→ **Goal**: Go through the material and tally the lines containing the string "only". Give the total alone.

## Begin

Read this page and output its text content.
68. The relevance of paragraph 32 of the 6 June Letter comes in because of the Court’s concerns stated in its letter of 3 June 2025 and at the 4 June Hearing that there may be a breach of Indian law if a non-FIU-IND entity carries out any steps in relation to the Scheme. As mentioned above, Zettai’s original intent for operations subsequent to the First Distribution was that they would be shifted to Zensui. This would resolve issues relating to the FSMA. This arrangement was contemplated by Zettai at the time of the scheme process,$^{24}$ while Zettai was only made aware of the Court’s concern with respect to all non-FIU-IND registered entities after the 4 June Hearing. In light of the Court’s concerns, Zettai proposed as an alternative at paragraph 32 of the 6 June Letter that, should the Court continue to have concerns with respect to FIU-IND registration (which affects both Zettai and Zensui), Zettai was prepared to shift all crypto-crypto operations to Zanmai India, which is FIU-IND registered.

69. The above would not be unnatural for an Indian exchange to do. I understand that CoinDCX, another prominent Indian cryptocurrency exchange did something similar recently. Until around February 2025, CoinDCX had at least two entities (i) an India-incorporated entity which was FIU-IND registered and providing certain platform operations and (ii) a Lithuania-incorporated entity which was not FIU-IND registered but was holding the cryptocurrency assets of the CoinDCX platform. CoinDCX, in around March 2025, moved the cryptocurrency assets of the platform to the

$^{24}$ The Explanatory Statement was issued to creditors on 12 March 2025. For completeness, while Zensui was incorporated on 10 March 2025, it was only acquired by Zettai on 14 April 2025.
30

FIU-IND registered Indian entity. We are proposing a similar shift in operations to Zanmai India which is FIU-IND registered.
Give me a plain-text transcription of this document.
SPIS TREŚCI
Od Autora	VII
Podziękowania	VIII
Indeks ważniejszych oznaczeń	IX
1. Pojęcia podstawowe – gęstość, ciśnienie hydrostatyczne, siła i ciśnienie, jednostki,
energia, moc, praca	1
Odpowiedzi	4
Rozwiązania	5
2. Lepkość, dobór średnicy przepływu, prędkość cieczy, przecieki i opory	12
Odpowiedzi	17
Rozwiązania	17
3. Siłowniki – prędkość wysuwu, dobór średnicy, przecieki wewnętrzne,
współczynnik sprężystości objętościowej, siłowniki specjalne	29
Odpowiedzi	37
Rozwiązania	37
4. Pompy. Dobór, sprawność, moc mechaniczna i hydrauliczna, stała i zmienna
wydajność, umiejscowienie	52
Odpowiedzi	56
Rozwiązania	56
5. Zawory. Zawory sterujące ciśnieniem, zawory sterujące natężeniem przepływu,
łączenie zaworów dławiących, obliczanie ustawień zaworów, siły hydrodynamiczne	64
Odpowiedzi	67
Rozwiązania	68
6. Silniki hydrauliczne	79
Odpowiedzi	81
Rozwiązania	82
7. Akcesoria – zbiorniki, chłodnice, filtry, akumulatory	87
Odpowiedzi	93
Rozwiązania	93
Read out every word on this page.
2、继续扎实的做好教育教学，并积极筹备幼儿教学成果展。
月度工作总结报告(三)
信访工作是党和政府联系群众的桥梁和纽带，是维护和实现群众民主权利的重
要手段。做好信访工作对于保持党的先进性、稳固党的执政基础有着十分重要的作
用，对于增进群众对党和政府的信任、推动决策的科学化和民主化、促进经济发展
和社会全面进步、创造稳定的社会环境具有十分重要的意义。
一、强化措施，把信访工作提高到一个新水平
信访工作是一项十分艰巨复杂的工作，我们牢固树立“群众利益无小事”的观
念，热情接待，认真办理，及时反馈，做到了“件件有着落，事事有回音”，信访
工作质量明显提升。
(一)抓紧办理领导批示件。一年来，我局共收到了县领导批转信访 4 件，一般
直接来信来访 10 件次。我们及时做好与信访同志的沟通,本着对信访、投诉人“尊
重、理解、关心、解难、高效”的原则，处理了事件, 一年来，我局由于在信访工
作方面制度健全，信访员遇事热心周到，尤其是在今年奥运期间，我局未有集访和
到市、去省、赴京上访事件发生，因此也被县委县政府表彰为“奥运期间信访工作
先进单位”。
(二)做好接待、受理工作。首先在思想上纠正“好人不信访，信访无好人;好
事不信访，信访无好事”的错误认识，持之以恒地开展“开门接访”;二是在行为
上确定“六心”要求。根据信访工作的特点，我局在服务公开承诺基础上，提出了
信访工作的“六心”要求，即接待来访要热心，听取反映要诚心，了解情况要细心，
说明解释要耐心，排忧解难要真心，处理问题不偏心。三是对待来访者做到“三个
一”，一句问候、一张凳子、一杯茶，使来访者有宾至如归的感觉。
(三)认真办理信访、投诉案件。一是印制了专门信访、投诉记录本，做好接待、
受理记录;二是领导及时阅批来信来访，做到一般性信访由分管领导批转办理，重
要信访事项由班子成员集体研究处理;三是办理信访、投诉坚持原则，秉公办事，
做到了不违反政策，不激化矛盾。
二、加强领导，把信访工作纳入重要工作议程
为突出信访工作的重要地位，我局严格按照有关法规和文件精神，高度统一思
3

## End

→ **The reply**: 2